Description of the task:
Each line should be copied exactly.

Input:
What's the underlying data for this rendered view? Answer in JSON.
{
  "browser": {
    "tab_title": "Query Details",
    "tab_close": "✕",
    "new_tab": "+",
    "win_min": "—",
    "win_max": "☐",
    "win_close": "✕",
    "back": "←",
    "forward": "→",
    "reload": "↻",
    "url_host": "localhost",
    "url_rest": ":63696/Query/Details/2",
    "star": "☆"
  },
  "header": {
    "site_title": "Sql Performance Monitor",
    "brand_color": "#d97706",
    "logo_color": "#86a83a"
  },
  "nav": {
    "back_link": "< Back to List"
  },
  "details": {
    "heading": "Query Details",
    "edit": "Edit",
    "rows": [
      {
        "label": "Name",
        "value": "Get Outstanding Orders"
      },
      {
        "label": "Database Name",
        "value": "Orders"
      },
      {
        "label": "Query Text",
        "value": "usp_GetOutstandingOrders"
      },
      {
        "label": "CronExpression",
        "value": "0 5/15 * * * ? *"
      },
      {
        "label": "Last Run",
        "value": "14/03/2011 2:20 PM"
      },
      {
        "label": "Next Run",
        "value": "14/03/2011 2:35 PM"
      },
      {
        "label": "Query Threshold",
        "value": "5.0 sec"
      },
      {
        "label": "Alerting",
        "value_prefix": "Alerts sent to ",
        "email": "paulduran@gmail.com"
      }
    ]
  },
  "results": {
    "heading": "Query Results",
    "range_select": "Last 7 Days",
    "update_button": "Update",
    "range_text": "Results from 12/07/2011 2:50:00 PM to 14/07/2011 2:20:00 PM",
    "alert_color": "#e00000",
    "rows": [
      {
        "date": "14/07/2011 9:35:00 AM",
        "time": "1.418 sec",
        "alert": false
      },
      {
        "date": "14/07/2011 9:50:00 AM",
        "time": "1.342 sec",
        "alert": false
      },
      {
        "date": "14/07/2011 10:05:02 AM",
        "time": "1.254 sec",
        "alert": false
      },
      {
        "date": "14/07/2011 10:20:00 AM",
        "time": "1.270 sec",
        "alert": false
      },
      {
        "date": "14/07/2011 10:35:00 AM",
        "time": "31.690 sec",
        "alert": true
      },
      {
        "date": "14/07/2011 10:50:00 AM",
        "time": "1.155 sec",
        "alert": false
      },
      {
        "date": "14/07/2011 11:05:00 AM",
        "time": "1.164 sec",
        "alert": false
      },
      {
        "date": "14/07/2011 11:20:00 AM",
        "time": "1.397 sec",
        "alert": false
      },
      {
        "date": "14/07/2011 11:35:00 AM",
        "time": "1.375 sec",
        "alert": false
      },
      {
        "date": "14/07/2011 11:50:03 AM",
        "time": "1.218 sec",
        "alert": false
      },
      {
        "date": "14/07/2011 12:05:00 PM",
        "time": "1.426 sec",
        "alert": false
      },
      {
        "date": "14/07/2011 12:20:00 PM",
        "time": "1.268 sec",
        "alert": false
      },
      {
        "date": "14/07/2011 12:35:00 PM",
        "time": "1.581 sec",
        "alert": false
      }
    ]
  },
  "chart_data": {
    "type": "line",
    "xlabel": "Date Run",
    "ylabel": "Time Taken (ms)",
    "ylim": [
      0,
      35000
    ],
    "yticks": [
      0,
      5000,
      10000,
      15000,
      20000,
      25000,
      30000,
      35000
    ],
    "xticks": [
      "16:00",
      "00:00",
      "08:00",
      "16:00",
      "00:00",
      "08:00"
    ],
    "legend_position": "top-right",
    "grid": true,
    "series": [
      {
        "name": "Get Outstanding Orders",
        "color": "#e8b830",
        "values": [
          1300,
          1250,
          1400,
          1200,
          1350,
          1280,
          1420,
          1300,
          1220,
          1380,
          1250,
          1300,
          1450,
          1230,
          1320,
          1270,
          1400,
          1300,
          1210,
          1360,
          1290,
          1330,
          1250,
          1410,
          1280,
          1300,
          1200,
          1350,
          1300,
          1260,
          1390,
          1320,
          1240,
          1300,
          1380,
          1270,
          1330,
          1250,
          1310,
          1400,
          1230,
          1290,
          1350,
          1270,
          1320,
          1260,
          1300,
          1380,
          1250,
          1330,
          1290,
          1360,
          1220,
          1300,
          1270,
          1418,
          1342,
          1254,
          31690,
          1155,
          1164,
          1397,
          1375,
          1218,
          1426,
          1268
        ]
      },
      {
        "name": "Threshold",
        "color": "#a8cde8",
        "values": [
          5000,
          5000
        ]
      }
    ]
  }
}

Written reply:
What's the underlying data for this rendered view? Answer in JSON.
{
  "browser": {
    "tab_title": "Query Details",
    "tab_close": "✕",
    "new_tab": "+",
    "win_min": "—",
    "win_max": "☐",
    "win_close": "✕",
    "back": "←",
    "forward": "→",
    "reload": "↻",
    "url_host": "localhost",
    "url_rest": ":63696/Query/Details/2",
    "star": "☆"
  },
  "header": {
    "site_title": "Sql Performance Monitor",
    "brand_color": "#d97706",
    "logo_color": "#86a83a"
  },
  "nav": {
    "back_link": "< Back to List"
  },
  "details": {
    "heading": "Query Details",
    "edit": "Edit",
    "rows": [
      {
        "label": "Name",
        "value": "Get Outstanding Orders"
      },
      {
        "label": "Database Name",
        "value": "Orders"
      },
      {
        "label": "Query Text",
        "value": "usp_GetOutstandingOrders"
      },
      {
        "label": "CronExpression",
        "value": "0 5/15 * * * ? *"
      },
      {
        "label": "Last Run",
        "value": "14/03/2011 2:20 PM"
      },
      {
        "label": "Next Run",
        "value": "14/03/2011 2:35 PM"
      },
      {
        "label": "Query Threshold",
        "value": "5.0 sec"
      },
      {
        "label": "Alerting",
        "value_prefix": "Alerts sent to ",
        "email": "paulduran@gmail.com"
      }
    ]
  },
  "results": {
    "heading": "Query Results",
    "range_select": "Last 7 Days",
    "update_button": "Update",
    "range_text": "Results from 12/07/2011 2:50:00 PM to 14/07/2011 2:20:00 PM",
    "alert_color": "#e00000",
    "rows": [
      {
        "date": "14/07/2011 9:35:00 AM",
        "time": "1.418 sec",
        "alert": false
      },
      {
        "date": "14/07/2011 9:50:00 AM",
        "time": "1.342 sec",
        "alert": false
      },
      {
        "date": "14/07/2011 10:05:02 AM",
        "time": "1.254 sec",
        "alert": false
      },
      {
        "date": "14/07/2011 10:20:00 AM",
        "time": "1.270 sec",
        "alert": false
      },
      {
        "date": "14/07/2011 10:35:00 AM",
        "time": "31.690 sec",
        "alert": true
      },
      {
        "date": "14/07/2011 10:50:00 AM",
        "time": "1.155 sec",
        "alert": false
      },
      {
        "date": "14/07/2011 11:05:00 AM",
        "time": "1.164 sec",
        "alert": false
      },
      {
        "date": "14/07/2011 11:20:00 AM",
        "time": "1.397 sec",
        "alert": false
      },
      {
        "date": "14/07/2011 11:35:00 AM",
        "time": "1.375 sec",
        "alert": false
      },
      {
        "date": "14/07/2011 11:50:03 AM",
        "time": "1.218 sec",
        "alert": false
      },
      {
        "date": "14/07/2011 12:05:00 PM",
        "time": "1.426 sec",
        "alert": false
      },
      {
        "date": "14/07/2011 12:20:00 PM",
        "time": "1.268 sec",
        "alert": false
      },
      {
        "date": "14/07/2011 12:35:00 PM",
        "time": "1.581 sec",
        "alert": false
      }
    ]
  },
  "chart_data": {
    "type": "line",
    "xlabel": "Date Run",
    "ylabel": "Time Taken (ms)",
    "ylim": [
      0,
      35000
    ],
    "yticks": [
      0,
      5000,
      10000,
      15000,
      20000,
      25000,
      30000,
      35000
    ],
    "xticks": [
      "16:00",
      "00:00",
      "08:00",
      "16:00",
      "00:00",
      "08:00"
    ],
    "legend_position": "top-right",
    "grid": true,
    "series": [
      {
        "name": "Get Outstanding Orders",
        "color": "#e8b830",
        "values": [
          1300,
          1250,
          1400,
          1200,
          1350,
          1280,
          1420,
          1300,
          1220,
          1380,
          1250,
          1300,
          1450,
          1230,
          1320,
          1270,
          1400,
          1300,
          1210,
          1360,
          1290,
          1330,
          1250,
          1410,
          1280,
          1300,
          1200,
          1350,
          1300,
          1260,
          1390,
          1320,
          1240,
          1300,
          1380,
          1270,
          1330,
          1250,
          1310,
          1400,
          1230,
          1290,
          1350,
          1270,
          1320,
          1260,
          1300,
          1380,
          1250,
          1330,
          1290,
          1360,
          1220,
          1300,
          1270,
          1418,
          1342,
          1254,
          31690,
          1155,
          1164,
          1397,
          1375,
          1218,
          1426,
          1268
        ]
      },
      {
        "name": "Threshold",
        "color": "#a8cde8",
        "values": [
          5000,
          5000
        ]
      }
    ]
  }
}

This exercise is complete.